(Prompt):
Report every line from the material that contains the word "name".

(Data supplied):
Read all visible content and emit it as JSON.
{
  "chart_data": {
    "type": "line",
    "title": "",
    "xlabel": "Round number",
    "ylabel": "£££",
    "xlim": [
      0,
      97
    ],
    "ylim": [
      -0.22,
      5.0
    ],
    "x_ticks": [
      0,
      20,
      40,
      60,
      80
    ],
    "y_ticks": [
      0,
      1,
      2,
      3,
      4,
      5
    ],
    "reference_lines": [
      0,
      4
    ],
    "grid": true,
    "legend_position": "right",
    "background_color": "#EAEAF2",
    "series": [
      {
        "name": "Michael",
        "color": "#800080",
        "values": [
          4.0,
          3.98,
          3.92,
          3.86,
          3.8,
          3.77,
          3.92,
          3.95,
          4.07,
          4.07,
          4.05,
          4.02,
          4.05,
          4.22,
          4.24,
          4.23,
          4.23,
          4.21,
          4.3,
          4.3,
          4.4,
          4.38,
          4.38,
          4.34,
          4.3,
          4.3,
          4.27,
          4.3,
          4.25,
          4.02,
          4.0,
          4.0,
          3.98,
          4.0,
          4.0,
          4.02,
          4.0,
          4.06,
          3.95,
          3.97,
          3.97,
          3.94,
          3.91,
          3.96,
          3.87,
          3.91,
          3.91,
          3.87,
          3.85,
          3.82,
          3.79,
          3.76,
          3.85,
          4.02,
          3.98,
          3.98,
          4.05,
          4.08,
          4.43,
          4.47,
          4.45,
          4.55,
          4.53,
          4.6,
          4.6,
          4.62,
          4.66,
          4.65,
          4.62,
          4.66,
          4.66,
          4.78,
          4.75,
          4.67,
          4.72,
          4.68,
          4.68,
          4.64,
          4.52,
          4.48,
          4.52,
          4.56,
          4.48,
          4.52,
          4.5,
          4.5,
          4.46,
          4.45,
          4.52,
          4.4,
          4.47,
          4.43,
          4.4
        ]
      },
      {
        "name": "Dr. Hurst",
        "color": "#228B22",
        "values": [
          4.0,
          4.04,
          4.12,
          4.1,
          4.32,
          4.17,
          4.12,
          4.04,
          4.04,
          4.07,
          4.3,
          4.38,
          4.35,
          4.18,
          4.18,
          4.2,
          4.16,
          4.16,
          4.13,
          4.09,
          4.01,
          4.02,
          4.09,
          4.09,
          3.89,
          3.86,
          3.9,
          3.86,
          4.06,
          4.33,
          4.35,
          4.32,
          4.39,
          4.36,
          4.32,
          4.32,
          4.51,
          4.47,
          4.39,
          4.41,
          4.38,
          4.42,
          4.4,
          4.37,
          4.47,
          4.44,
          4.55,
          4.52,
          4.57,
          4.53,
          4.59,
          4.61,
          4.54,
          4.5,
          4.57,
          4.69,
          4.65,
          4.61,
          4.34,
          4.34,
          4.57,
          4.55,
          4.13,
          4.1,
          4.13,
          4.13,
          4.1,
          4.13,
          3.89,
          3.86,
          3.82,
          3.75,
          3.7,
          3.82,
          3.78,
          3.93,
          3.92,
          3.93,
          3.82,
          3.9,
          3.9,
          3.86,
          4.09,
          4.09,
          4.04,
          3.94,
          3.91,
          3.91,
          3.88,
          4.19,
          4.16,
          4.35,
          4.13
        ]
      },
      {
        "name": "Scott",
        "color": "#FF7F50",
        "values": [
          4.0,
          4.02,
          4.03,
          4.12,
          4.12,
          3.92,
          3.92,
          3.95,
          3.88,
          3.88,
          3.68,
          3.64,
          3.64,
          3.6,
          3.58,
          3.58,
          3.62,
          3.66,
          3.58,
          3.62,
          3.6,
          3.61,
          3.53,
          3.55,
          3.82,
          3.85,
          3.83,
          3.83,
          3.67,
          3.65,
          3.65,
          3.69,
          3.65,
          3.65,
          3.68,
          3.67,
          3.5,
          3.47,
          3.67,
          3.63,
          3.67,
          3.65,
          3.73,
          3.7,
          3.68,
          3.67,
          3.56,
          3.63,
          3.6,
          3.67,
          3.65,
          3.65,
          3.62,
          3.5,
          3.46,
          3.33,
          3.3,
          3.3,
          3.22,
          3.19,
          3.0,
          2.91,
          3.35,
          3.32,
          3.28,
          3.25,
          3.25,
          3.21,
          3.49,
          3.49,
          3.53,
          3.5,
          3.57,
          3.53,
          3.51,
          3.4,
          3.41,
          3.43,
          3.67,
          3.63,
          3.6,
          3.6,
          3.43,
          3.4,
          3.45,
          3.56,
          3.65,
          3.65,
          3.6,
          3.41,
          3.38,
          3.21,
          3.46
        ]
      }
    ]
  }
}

(Written solution):
        "name": "Michael",
        "name": "Dr. Hurst",
        "name": "Scott",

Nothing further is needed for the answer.